DESCRIPTION OF THE TASK =
Lines containing the string "SDTVAR" are to be counted; report the total by itself.

LISTING =
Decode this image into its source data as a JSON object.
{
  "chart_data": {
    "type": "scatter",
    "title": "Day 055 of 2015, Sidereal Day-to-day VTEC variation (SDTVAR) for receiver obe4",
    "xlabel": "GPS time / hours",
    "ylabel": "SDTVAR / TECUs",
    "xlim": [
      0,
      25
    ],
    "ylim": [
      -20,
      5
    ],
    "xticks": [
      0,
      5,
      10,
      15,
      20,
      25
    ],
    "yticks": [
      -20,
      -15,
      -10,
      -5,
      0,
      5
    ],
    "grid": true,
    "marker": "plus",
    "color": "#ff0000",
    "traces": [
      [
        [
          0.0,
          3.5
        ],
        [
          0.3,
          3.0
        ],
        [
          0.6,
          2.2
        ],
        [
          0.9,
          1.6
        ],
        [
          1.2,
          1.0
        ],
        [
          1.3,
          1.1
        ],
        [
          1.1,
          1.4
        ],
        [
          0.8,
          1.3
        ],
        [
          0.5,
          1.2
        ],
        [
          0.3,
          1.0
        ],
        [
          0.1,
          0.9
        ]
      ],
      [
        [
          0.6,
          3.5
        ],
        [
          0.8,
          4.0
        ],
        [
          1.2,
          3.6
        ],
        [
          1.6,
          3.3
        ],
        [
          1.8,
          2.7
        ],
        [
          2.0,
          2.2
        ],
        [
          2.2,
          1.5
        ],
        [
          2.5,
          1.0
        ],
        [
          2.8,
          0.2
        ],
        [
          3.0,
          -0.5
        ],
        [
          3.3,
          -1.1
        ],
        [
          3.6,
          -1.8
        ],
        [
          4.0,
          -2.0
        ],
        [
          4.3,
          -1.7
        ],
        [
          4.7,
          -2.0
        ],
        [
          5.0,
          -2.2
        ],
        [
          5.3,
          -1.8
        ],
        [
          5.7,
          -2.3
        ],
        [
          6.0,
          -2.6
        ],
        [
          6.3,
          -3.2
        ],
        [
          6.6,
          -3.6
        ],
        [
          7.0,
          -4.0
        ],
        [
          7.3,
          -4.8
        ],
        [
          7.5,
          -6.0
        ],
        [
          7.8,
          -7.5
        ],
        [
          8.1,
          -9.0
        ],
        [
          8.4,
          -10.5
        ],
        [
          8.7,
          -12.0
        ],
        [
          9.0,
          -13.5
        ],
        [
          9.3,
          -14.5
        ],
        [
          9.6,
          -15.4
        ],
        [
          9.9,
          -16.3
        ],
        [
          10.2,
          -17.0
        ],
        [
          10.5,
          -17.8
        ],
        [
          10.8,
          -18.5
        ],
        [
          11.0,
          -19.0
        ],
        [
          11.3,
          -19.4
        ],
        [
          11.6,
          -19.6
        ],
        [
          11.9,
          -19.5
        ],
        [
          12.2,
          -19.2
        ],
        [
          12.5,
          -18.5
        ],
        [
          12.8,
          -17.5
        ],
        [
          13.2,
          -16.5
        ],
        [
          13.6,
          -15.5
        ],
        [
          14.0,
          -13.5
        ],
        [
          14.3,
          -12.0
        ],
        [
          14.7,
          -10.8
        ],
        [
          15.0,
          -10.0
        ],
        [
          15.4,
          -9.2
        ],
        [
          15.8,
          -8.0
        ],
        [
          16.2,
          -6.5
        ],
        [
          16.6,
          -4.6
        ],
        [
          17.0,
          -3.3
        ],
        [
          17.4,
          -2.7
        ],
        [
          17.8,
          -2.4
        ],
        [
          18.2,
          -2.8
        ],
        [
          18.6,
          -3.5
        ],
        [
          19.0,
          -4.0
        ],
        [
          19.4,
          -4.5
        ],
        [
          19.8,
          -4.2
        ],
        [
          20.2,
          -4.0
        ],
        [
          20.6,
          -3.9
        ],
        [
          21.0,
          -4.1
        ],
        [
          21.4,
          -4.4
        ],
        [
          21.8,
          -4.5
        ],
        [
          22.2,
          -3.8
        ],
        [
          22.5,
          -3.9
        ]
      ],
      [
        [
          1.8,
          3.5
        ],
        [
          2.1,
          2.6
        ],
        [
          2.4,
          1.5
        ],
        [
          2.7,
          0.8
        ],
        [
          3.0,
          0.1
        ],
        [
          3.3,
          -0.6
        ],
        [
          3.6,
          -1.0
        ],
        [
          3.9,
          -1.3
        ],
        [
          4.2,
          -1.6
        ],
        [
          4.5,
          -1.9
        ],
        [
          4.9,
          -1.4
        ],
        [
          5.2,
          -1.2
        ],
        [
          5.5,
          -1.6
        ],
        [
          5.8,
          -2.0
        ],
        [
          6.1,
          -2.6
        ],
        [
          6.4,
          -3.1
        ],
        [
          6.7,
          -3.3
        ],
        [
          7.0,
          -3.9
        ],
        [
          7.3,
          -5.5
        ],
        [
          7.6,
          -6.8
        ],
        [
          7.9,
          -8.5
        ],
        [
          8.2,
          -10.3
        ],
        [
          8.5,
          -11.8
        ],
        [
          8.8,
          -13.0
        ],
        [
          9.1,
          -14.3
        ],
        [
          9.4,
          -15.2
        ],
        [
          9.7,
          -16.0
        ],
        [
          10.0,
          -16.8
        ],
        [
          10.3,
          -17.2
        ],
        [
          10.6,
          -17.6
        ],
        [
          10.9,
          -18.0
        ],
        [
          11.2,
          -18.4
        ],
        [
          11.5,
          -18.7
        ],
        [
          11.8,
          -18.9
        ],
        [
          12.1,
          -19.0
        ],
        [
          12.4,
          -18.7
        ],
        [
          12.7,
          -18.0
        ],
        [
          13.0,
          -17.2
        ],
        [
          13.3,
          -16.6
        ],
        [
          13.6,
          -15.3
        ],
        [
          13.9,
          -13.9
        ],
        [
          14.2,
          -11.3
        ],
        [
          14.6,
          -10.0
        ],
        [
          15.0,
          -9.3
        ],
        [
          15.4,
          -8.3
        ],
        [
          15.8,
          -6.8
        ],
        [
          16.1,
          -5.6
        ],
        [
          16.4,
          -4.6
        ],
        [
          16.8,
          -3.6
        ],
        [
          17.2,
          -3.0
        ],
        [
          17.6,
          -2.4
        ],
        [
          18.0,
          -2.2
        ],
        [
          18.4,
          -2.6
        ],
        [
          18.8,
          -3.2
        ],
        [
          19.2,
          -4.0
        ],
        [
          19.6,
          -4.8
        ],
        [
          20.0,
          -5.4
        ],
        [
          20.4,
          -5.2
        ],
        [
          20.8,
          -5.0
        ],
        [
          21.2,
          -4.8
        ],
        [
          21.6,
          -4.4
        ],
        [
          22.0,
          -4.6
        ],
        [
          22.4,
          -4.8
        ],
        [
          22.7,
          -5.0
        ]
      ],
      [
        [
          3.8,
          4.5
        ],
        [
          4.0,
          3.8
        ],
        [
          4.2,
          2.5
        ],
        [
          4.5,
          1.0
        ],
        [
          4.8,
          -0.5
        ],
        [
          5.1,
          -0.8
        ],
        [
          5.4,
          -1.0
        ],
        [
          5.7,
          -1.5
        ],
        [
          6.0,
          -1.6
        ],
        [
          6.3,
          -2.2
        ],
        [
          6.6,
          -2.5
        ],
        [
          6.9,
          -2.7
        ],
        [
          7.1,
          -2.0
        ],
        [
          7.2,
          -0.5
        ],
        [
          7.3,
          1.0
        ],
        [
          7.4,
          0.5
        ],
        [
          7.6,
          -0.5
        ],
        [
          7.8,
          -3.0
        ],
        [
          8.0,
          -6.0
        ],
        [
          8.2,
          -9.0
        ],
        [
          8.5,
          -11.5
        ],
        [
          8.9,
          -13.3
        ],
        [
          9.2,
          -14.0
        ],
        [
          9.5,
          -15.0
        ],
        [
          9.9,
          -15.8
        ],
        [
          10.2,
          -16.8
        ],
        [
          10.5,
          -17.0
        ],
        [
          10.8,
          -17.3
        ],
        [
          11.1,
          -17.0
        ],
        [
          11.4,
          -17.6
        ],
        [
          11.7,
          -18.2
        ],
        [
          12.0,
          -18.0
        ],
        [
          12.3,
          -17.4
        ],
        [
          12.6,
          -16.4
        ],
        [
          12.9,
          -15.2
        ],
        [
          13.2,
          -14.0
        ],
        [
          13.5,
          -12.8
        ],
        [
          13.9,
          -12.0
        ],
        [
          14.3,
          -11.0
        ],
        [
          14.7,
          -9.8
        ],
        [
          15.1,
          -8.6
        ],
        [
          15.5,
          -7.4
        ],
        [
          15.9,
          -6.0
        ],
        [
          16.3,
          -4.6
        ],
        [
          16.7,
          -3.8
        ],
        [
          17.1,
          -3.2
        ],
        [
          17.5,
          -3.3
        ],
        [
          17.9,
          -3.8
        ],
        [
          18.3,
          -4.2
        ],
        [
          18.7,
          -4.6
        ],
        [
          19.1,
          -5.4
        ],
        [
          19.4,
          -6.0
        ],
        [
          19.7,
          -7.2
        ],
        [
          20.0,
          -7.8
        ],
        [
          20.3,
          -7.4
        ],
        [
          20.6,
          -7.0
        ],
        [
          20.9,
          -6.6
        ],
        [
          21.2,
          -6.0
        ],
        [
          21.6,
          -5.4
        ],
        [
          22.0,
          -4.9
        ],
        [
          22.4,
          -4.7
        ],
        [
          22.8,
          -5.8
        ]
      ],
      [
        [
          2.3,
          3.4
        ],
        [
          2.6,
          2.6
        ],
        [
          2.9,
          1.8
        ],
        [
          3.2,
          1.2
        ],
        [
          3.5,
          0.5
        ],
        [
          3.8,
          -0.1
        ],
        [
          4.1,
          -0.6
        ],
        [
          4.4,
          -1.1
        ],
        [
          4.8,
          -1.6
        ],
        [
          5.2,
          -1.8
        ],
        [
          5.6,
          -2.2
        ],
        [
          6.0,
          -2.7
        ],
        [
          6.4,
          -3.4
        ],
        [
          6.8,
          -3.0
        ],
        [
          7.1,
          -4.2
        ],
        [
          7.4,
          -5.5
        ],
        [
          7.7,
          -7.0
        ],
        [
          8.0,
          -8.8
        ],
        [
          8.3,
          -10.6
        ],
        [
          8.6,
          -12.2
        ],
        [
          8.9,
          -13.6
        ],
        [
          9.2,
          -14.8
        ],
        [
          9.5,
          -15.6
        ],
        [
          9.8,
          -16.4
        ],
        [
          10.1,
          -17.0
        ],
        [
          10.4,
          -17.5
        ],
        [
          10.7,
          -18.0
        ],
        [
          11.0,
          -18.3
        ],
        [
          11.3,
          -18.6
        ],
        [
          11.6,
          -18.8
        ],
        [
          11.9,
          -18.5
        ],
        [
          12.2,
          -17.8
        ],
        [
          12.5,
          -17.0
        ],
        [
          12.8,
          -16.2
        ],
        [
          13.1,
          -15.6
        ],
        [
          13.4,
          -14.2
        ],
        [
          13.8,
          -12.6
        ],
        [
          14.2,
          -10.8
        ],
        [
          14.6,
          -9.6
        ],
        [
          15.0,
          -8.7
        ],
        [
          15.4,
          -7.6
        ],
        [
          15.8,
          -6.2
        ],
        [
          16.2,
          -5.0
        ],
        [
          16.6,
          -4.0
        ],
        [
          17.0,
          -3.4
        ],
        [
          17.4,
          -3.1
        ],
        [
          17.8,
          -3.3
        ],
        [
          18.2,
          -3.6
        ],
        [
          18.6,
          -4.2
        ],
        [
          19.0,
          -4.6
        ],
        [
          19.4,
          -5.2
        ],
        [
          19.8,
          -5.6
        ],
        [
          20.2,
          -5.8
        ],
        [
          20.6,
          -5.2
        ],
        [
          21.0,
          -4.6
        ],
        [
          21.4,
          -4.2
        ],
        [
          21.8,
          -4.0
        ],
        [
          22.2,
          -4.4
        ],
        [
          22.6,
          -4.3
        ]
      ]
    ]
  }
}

EXPECTED OUTPUT =
2